───── SUPPLIED DATA ─────
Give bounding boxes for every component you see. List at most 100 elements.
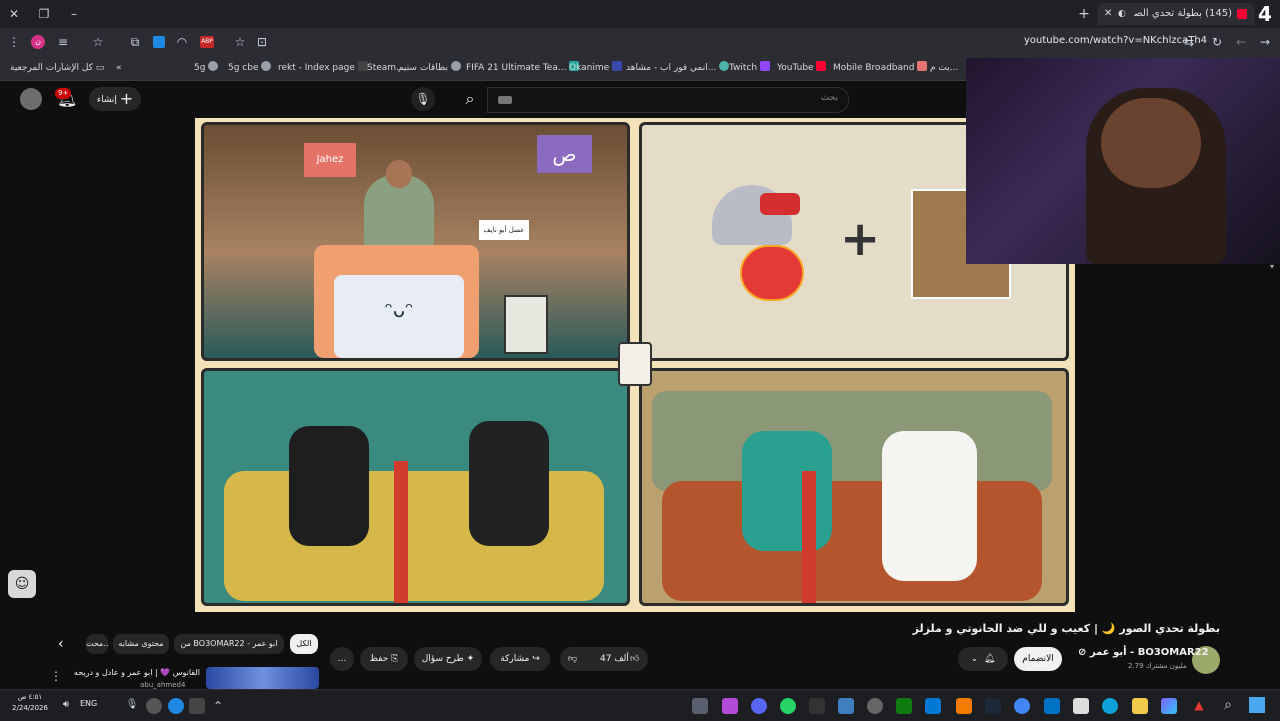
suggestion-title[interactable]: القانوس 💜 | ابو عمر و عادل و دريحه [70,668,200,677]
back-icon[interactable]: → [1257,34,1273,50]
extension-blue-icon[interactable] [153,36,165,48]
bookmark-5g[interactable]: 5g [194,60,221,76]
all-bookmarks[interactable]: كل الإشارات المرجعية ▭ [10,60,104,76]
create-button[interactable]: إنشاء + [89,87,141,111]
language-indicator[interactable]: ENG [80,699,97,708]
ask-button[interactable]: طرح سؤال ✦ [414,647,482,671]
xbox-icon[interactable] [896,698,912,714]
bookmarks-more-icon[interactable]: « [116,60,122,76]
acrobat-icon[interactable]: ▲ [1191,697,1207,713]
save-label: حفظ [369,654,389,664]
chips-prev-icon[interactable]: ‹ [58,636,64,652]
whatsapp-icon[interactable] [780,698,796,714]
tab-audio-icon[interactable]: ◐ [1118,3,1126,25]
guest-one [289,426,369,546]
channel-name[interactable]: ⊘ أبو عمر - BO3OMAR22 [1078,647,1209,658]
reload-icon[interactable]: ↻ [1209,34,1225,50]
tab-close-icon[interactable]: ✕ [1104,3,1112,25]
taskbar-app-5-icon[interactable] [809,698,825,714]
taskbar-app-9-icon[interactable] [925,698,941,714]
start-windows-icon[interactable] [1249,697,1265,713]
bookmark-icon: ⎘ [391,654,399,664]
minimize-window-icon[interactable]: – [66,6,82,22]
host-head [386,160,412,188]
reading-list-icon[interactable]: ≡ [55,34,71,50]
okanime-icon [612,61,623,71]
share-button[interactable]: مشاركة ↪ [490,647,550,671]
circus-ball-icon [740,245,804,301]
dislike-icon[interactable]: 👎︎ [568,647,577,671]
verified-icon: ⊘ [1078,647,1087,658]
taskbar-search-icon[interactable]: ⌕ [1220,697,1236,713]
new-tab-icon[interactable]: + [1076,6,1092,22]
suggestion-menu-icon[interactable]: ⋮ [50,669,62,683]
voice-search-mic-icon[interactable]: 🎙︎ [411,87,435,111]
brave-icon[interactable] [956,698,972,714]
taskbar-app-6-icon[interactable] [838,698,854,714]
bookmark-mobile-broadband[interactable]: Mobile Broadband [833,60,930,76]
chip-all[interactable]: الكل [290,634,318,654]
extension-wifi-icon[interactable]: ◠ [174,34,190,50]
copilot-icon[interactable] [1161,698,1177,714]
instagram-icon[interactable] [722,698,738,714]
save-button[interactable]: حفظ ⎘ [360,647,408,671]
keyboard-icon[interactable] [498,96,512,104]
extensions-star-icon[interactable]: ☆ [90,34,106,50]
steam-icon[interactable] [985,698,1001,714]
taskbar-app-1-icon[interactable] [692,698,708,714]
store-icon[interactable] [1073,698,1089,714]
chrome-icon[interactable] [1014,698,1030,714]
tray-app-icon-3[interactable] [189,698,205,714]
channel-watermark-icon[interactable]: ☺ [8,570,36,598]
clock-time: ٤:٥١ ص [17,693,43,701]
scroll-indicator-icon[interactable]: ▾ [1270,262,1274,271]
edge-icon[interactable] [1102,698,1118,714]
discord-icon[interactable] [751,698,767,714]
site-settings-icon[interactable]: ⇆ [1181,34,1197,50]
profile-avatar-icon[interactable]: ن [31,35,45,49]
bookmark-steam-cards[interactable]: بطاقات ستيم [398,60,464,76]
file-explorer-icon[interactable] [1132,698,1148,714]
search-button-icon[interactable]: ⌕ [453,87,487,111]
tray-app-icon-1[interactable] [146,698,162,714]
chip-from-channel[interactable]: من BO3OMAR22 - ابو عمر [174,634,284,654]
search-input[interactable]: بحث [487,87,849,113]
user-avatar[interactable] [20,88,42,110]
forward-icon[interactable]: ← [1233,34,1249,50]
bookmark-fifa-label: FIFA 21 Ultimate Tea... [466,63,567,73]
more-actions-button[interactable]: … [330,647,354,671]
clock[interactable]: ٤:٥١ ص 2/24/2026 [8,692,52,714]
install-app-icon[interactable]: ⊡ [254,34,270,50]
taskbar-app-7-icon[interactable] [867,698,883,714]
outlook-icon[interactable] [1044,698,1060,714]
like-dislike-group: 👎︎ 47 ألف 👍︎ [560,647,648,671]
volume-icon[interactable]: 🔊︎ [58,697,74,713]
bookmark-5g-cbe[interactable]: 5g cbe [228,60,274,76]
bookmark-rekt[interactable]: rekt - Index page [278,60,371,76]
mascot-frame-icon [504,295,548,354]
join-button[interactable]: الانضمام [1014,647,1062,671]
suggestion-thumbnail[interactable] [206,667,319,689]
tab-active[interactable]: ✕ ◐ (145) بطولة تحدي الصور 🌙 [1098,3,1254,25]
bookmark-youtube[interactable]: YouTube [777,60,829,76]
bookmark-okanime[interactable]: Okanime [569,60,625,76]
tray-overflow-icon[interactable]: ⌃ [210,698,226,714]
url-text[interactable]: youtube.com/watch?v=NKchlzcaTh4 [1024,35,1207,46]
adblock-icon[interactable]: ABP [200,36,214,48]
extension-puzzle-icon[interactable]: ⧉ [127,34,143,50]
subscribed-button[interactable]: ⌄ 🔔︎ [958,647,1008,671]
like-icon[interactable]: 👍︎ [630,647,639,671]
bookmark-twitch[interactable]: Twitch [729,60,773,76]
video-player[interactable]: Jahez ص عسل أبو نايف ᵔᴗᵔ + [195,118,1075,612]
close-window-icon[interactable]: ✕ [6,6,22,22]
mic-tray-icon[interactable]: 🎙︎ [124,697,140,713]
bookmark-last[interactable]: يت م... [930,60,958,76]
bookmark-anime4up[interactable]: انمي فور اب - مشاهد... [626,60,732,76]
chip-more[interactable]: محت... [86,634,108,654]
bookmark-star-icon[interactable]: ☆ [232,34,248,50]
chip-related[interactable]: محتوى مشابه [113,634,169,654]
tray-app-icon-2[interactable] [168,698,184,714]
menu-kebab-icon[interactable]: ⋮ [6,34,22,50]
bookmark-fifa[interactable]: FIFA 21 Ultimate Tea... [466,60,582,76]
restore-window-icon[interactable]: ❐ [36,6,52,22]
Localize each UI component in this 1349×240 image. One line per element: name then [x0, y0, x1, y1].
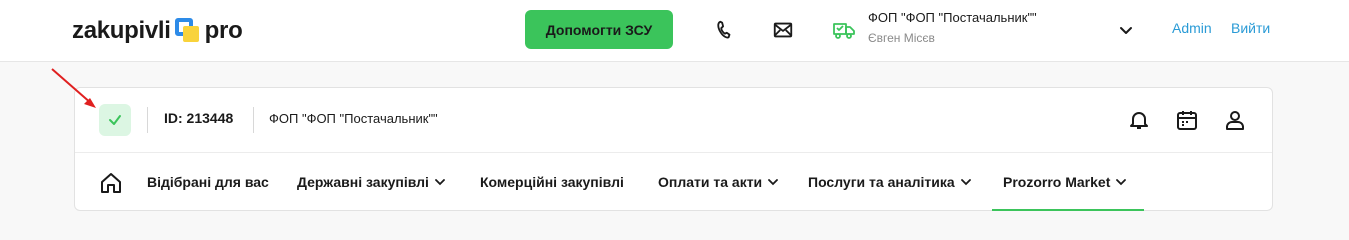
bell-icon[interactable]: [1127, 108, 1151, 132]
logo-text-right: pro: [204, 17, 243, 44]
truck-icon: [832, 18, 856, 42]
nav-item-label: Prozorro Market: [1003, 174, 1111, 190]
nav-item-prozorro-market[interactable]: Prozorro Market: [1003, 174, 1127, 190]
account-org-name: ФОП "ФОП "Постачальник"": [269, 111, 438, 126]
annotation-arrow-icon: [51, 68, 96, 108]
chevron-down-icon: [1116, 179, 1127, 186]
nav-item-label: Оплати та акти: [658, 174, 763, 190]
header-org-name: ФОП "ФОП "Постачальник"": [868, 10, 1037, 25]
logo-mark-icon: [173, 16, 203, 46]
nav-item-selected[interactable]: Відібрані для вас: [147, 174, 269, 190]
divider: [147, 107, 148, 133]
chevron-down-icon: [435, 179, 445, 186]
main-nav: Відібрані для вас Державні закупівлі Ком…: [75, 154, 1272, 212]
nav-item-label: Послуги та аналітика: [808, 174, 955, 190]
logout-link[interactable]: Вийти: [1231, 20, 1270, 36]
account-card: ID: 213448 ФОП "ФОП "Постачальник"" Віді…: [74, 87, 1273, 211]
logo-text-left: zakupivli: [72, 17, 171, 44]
─────
AIM OF THE EXERCISE:
Give the stretch from the line containing "bell-icon[interactable]: [1127, 108, 1151, 132]" through the end of the lines as a Markdown table with the columns Row and Line. Number the rows, and leave out any blank lines.

SOLUTION TO THIS TASK:
| Row | Line |
|---|---|
| 1 | bell-icon[interactable]: [1127, 108, 1151, 132] |
| 2 | logo-text-right: pro: [204, 17, 243, 44] |
| 3 | truck-icon: [832, 18, 856, 42] |
| 4 | nav-item-label: Prozorro Market: [1003, 174, 1111, 190] |
| 5 | nav-item-prozorro-market[interactable]: Prozorro Market: [1003, 174, 1127, 190] |
| 6 | account-org-name: ФОП "ФОП "Постачальник"": [269, 111, 438, 126] |
| 7 | annotation-arrow-icon: [51, 68, 96, 108] |
| 8 | chevron-down-icon: [1116, 179, 1127, 186] |
| 9 | nav-item-label: Оплати та акти: [658, 174, 763, 190] |
| 10 | header-org-name: ФОП "ФОП "Постачальник"": [868, 10, 1037, 25] |
| 11 | logo-mark-icon: [173, 16, 203, 46] |
| 12 | nav-item-selected[interactable]: Відібрані для вас: [147, 174, 269, 190] |
| 13 | divider: [147, 107, 148, 133] |
| 14 | chevron-down-icon: [435, 179, 445, 186] |
| 15 | main-nav: Відібрані для вас Державні закупівлі Ком…: [75, 154, 1272, 212] |
| 16 | nav-item-label: Послуги та аналітика: [808, 174, 955, 190] |
| 17 | logout-link[interactable]: Вийти: [1231, 20, 1270, 36] |
| 18 | account-card: ID: 213448 ФОП "ФОП "Постачальник"" Віді…: [74, 87, 1273, 211] |
| 19 | logo-text-left: zakupivli: [72, 17, 171, 44] |